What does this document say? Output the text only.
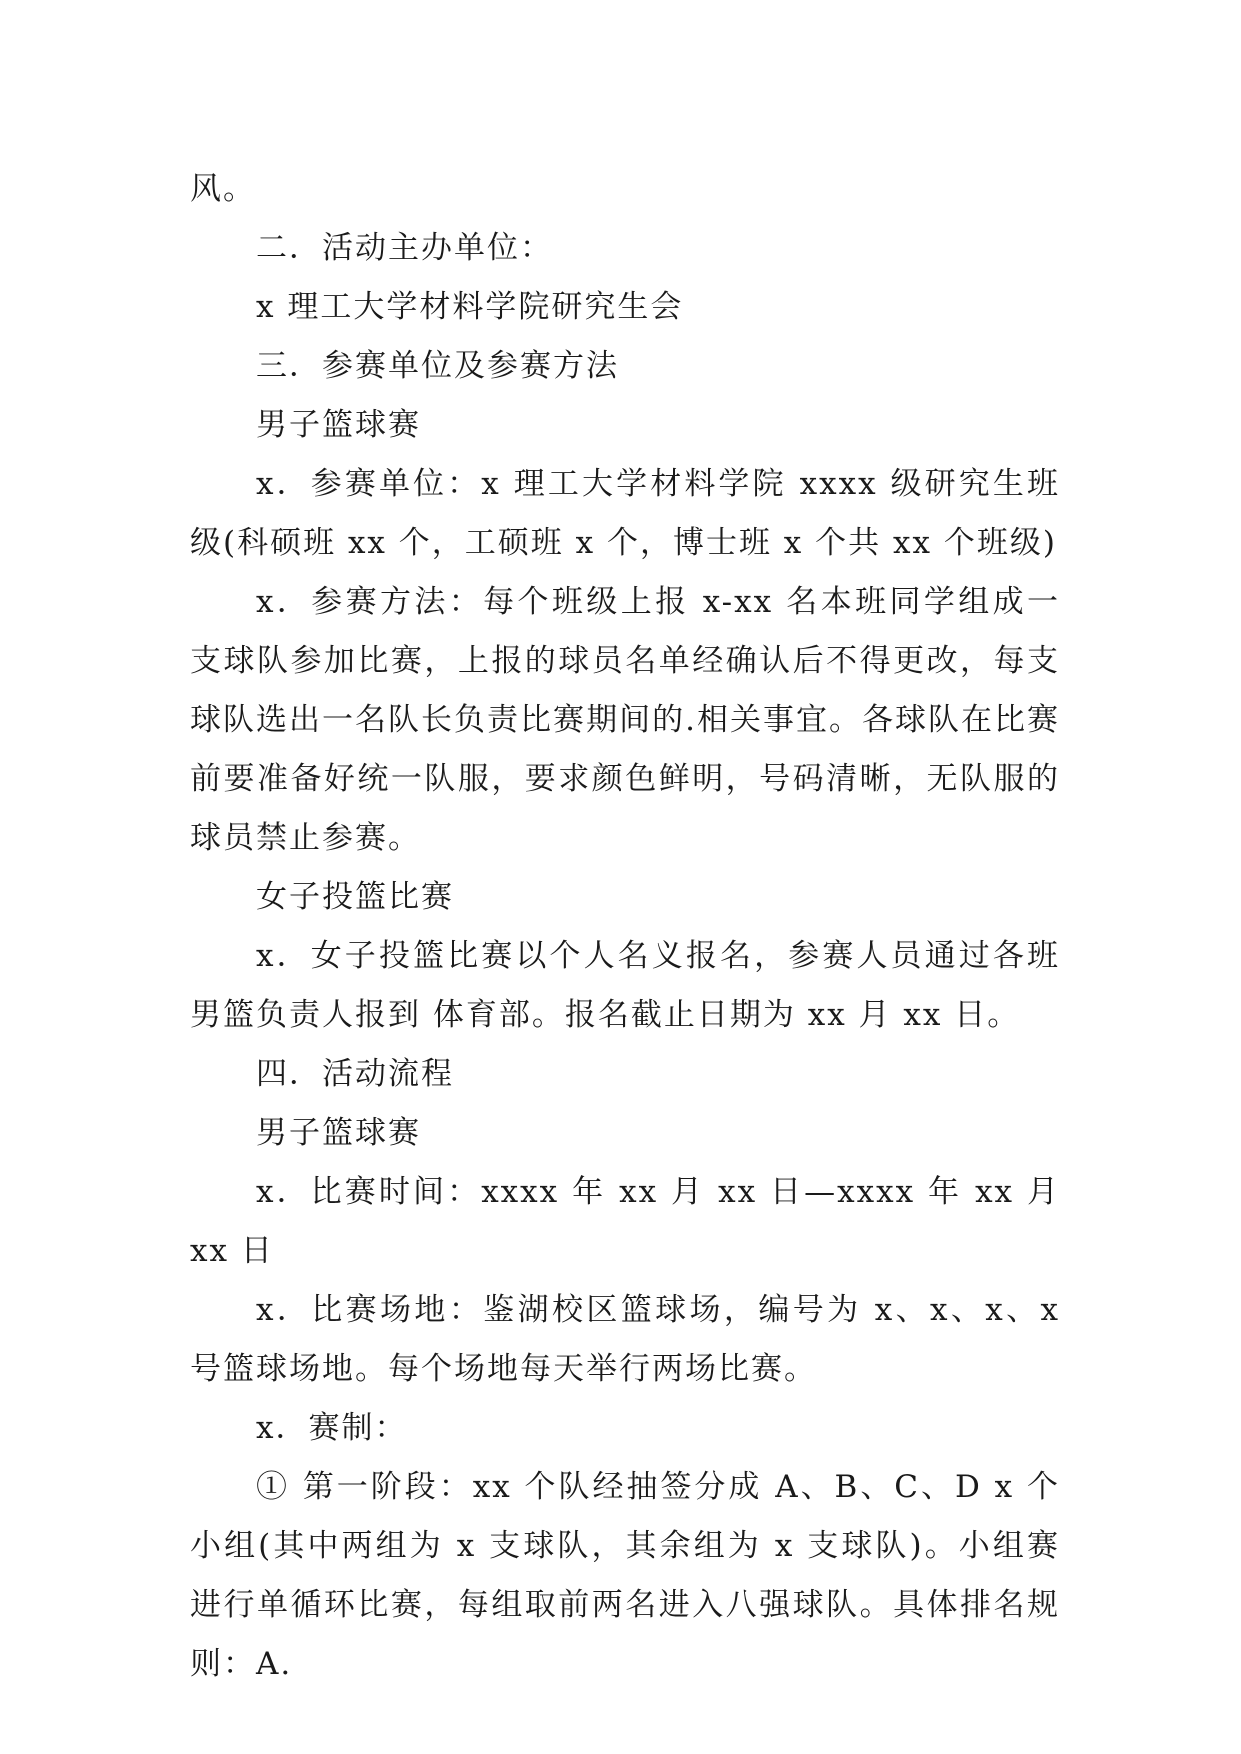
风。

二．活动主办单位：

x 理工大学材料学院研究生会

三．参赛单位及参赛方法

男子篮球赛

x．参赛单位：x 理工大学材料学院 xxxx 级研究生班级(科硕班 xx 个，工硕班 x 个，博士班 x 个共 xx 个班级)

x．参赛方法：每个班级上报 x-xx 名本班同学组成一支球队参加比赛，上报的球员名单经确认后不得更改，每支球队选出一名队长负责比赛期间的.相关事宜。各球队在比赛前要准备好统一队服，要求颜色鲜明，号码清晰，无队服的球员禁止参赛。

女子投篮比赛

x．女子投篮比赛以个人名义报名，参赛人员通过各班男篮负责人报到 体育部。报名截止日期为 xx 月 xx 日。

四．活动流程

男子篮球赛

x．比赛时间：xxxx 年 xx 月 xx 日—xxxx 年 xx 月 xx 日

x．比赛场地：鉴湖校区篮球场，编号为 x、x、x、x 号篮球场地。每个场地每天举行两场比赛。

x．赛制：

① 第一阶段：xx 个队经抽签分成 A、B、C、D x 个小组(其中两组为 x 支球队，其余组为 x 支球队)。小组赛进行单循环比赛，每组取前两名进入八强球队。具体排名规则：A.
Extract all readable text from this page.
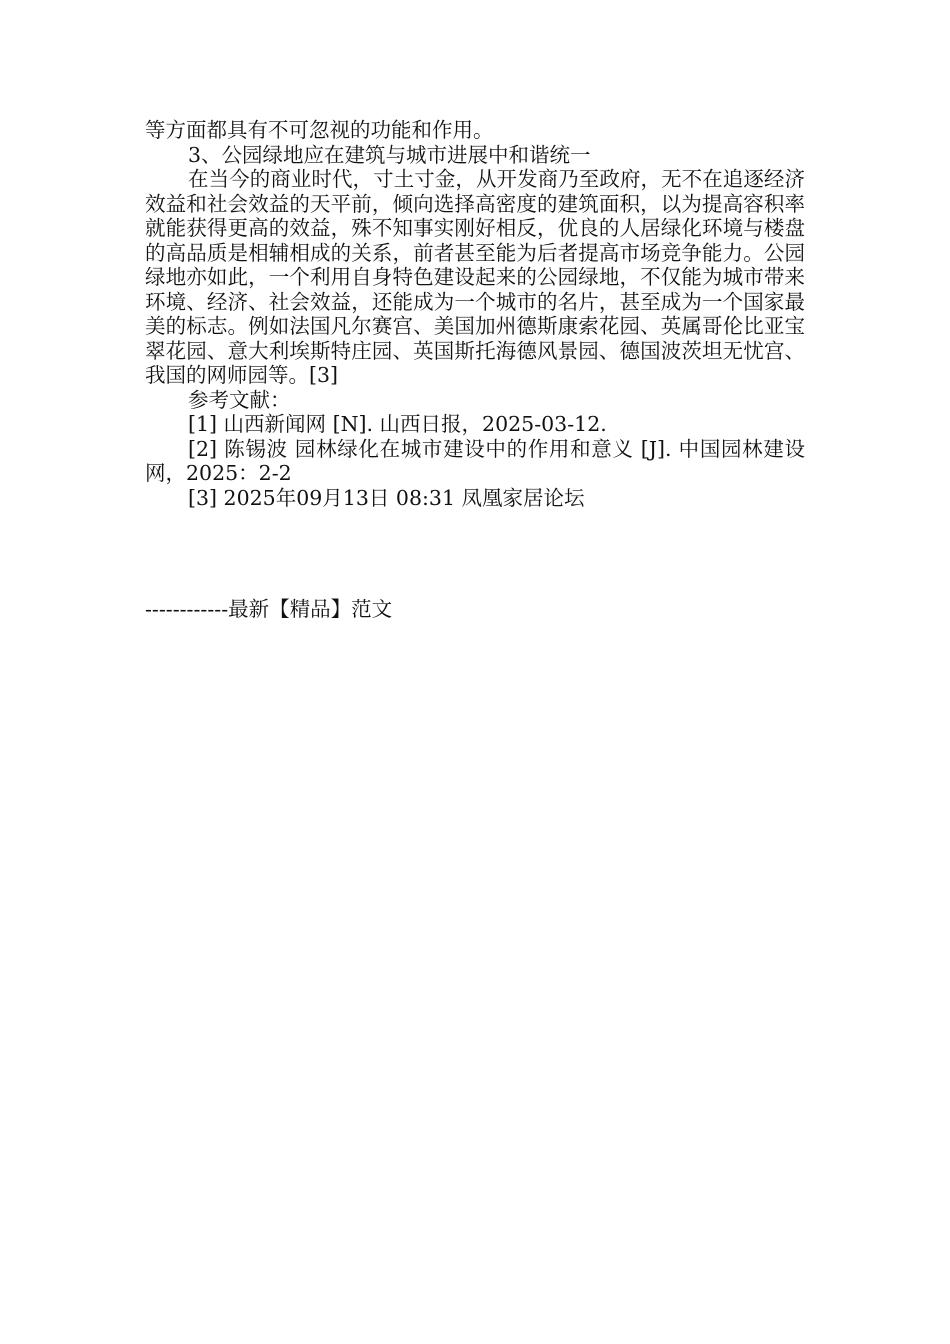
等方面都具有不可忽视的功能和作用。

3、公园绿地应在建筑与城市进展中和谐统一

在当今的商业时代，寸土寸金，从开发商乃至政府，无不在追逐经济效益和社会效益的天平前，倾向选择高密度的建筑面积，以为提高容积率就能获得更高的效益，殊不知事实刚好相反，优良的人居绿化环境与楼盘的高品质是相辅相成的关系，前者甚至能为后者提高市场竞争能力。公园绿地亦如此，一个利用自身特色建设起来的公园绿地，不仅能为城市带来环境、经济、社会效益，还能成为一个城市的名片，甚至成为一个国家最美的标志。例如法国凡尔赛宫、美国加州德斯康索花园、英属哥伦比亚宝翠花园、意大利埃斯特庄园、英国斯托海德风景园、德国波茨坦无忧宫、我国的网师园等。[3]

参考文献：

[1] 山西新闻网 [N]. 山西日报，2025-03-12.

[2] 陈锡波 园林绿化在城市建设中的作用和意义 [J]. 中国园林建设网，2025：2-2

[3] 2025年09月13日 08:31 凤凰家居论坛

------------最新【精品】范文
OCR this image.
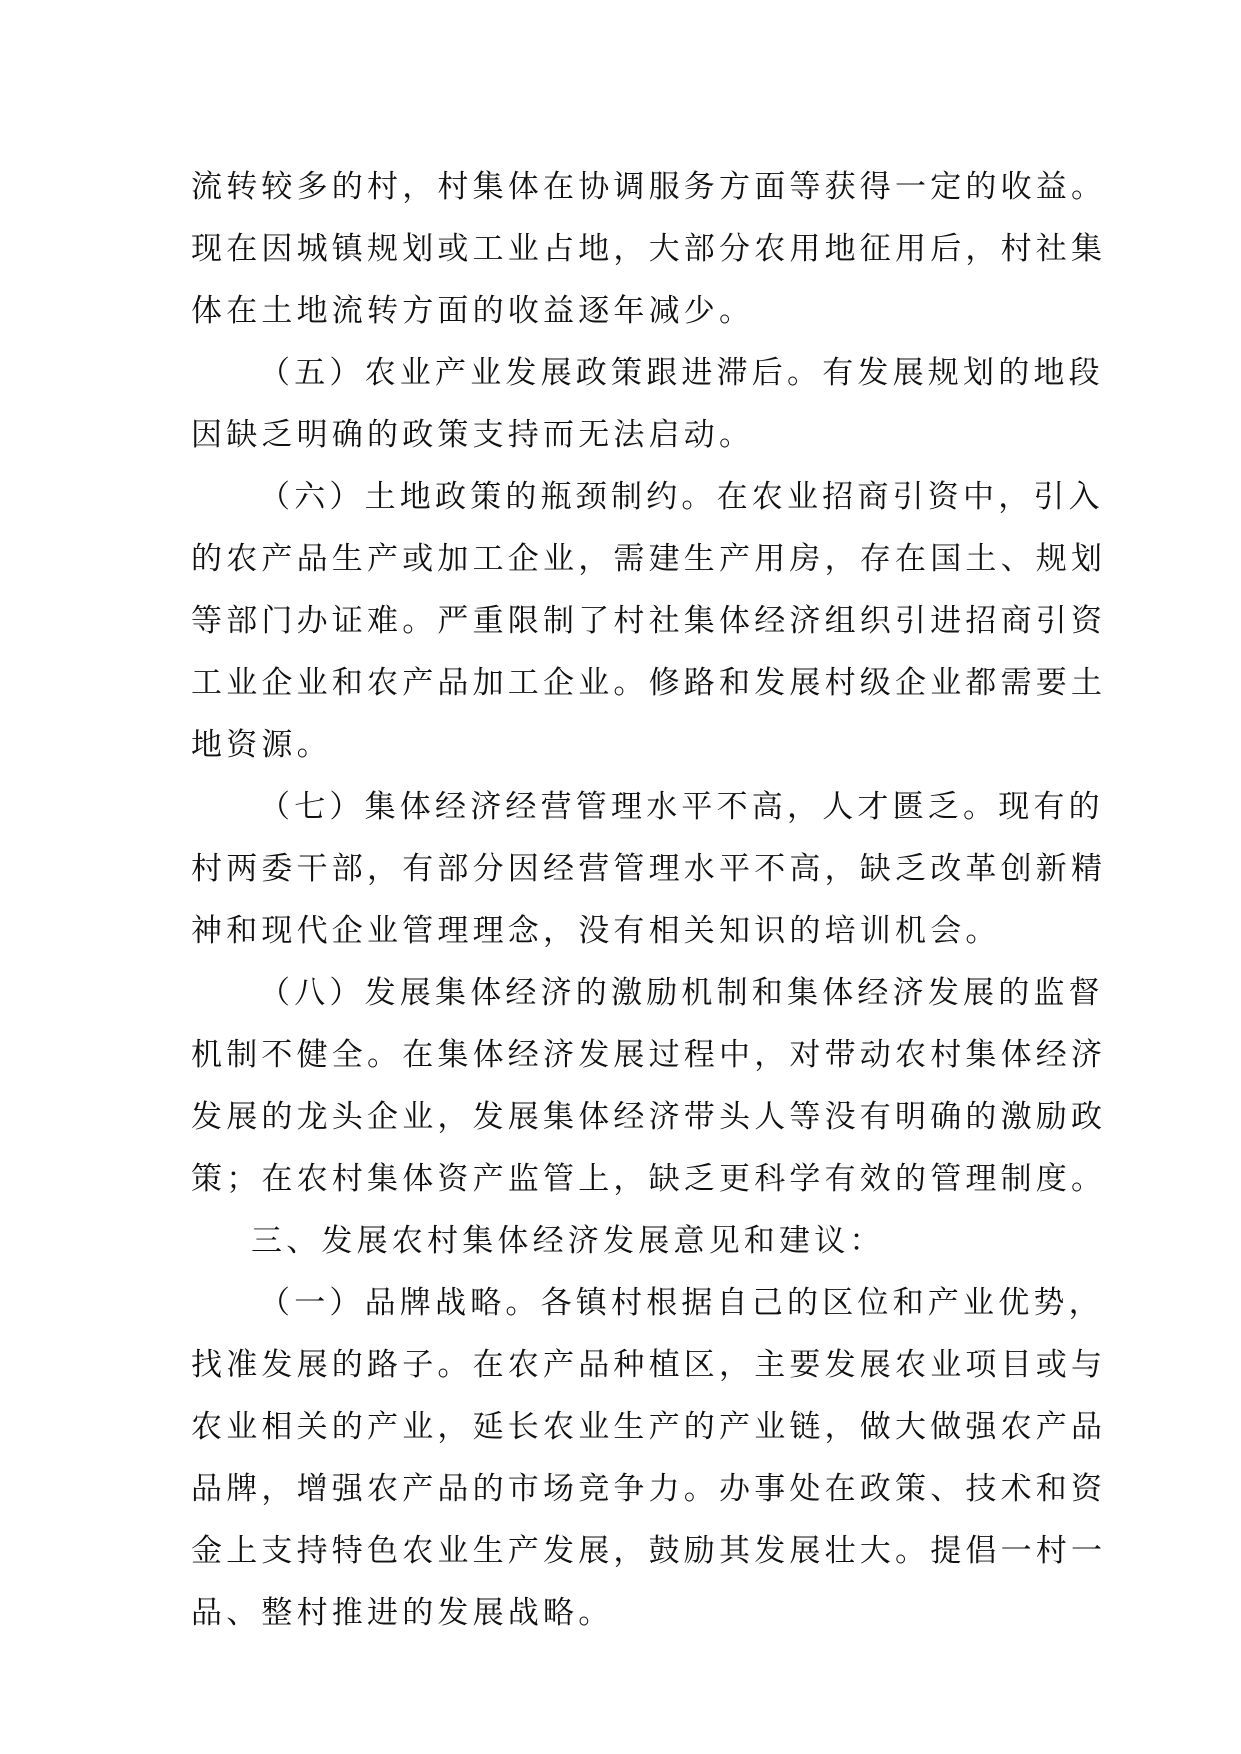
流转较多的村，村集体在协调服务方面等获得一定的收益。
现在因城镇规划或工业占地，大部分农用地征用后，村社集
体在土地流转方面的收益逐年减少。
（五）农业产业发展政策跟进滞后。有发展规划的地段
因缺乏明确的政策支持而无法启动。
（六）土地政策的瓶颈制约。在农业招商引资中，引入
的农产品生产或加工企业，需建生产用房，存在国土、规划
等部门办证难。严重限制了村社集体经济组织引进招商引资
工业企业和农产品加工企业。修路和发展村级企业都需要土
地资源。
（七）集体经济经营管理水平不高，人才匮乏。现有的
村两委干部，有部分因经营管理水平不高，缺乏改革创新精
神和现代企业管理理念，没有相关知识的培训机会。
（八）发展集体经济的激励机制和集体经济发展的监督
机制不健全。在集体经济发展过程中，对带动农村集体经济
发展的龙头企业，发展集体经济带头人等没有明确的激励政
策；在农村集体资产监管上，缺乏更科学有效的管理制度。
三、发展农村集体经济发展意见和建议：
（一）品牌战略。各镇村根据自己的区位和产业优势，
找准发展的路子。在农产品种植区，主要发展农业项目或与
农业相关的产业，延长农业生产的产业链，做大做强农产品
品牌，增强农产品的市场竞争力。办事处在政策、技术和资
金上支持特色农业生产发展，鼓励其发展壮大。提倡一村一
品、整村推进的发展战略。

-------------------------

Problem to work on → Pictures are excluded; copy all other data exactly as shown.

The output →
What does this document say? Output the text only.
风。

二．活动主办单位：

x 理工大学材料学院研究生会

三．参赛单位及参赛方法

男子篮球赛

x．参赛单位：x 理工大学材料学院 xxxx 级研究生班级(科硕班 xx 个，工硕班 x 个，博士班 x 个共 xx 个班级)

x．参赛方法：每个班级上报 x-xx 名本班同学组成一支球队参加比赛，上报的球员名单经确认后不得更改，每支球队选出一名队长负责比赛期间的.相关事宜。各球队在比赛前要准备好统一队服，要求颜色鲜明，号码清晰，无队服的球员禁止参赛。

女子投篮比赛

x．女子投篮比赛以个人名义报名，参赛人员通过各班男篮负责人报到 体育部。报名截止日期为 xx 月 xx 日。

四．活动流程

男子篮球赛

x．比赛时间：xxxx 年 xx 月 xx 日—xxxx 年 xx 月 xx 日

x．比赛场地：鉴湖校区篮球场，编号为 x、x、x、x 号篮球场地。每个场地每天举行两场比赛。

x．赛制：

① 第一阶段：xx 个队经抽签分成 A、B、C、D x 个小组(其中两组为 x 支球队，其余组为 x 支球队)。小组赛进行单循环比赛，每组取前两名进入八强球队。具体排名规则：A.
Extract all readable text from this page.
等方面都具有不可忽视的功能和作用。

3、公园绿地应在建筑与城市进展中和谐统一

在当今的商业时代，寸土寸金，从开发商乃至政府，无不在追逐经济效益和社会效益的天平前，倾向选择高密度的建筑面积，以为提高容积率就能获得更高的效益，殊不知事实刚好相反，优良的人居绿化环境与楼盘的高品质是相辅相成的关系，前者甚至能为后者提高市场竞争能力。公园绿地亦如此，一个利用自身特色建设起来的公园绿地，不仅能为城市带来环境、经济、社会效益，还能成为一个城市的名片，甚至成为一个国家最美的标志。例如法国凡尔赛宫、美国加州德斯康索花园、英属哥伦比亚宝翠花园、意大利埃斯特庄园、英国斯托海德风景园、德国波茨坦无忧宫、我国的网师园等。[3]

参考文献：

[1] 山西新闻网 [N]. 山西日报，2025-03-12.

[2] 陈锡波 园林绿化在城市建设中的作用和意义 [J]. 中国园林建设网，2025：2-2

[3] 2025年09月13日 08:31 凤凰家居论坛

------------最新【精品】范文
OCR this image.
流转较多的村，村集体在协调服务方面等获得一定的收益。
现在因城镇规划或工业占地，大部分农用地征用后，村社集
体在土地流转方面的收益逐年减少。
（五）农业产业发展政策跟进滞后。有发展规划的地段
因缺乏明确的政策支持而无法启动。
（六）土地政策的瓶颈制约。在农业招商引资中，引入
的农产品生产或加工企业，需建生产用房，存在国土、规划
等部门办证难。严重限制了村社集体经济组织引进招商引资
工业企业和农产品加工企业。修路和发展村级企业都需要土
地资源。
（七）集体经济经营管理水平不高，人才匮乏。现有的
村两委干部，有部分因经营管理水平不高，缺乏改革创新精
神和现代企业管理理念，没有相关知识的培训机会。
（八）发展集体经济的激励机制和集体经济发展的监督
机制不健全。在集体经济发展过程中，对带动农村集体经济
发展的龙头企业，发展集体经济带头人等没有明确的激励政
策；在农村集体资产监管上，缺乏更科学有效的管理制度。
三、发展农村集体经济发展意见和建议：
（一）品牌战略。各镇村根据自己的区位和产业优势，
找准发展的路子。在农产品种植区，主要发展农业项目或与
农业相关的产业，延长农业生产的产业链，做大做强农产品
品牌，增强农产品的市场竞争力。办事处在政策、技术和资
金上支持特色农业生产发展，鼓励其发展壮大。提倡一村一
品、整村推进的发展战略。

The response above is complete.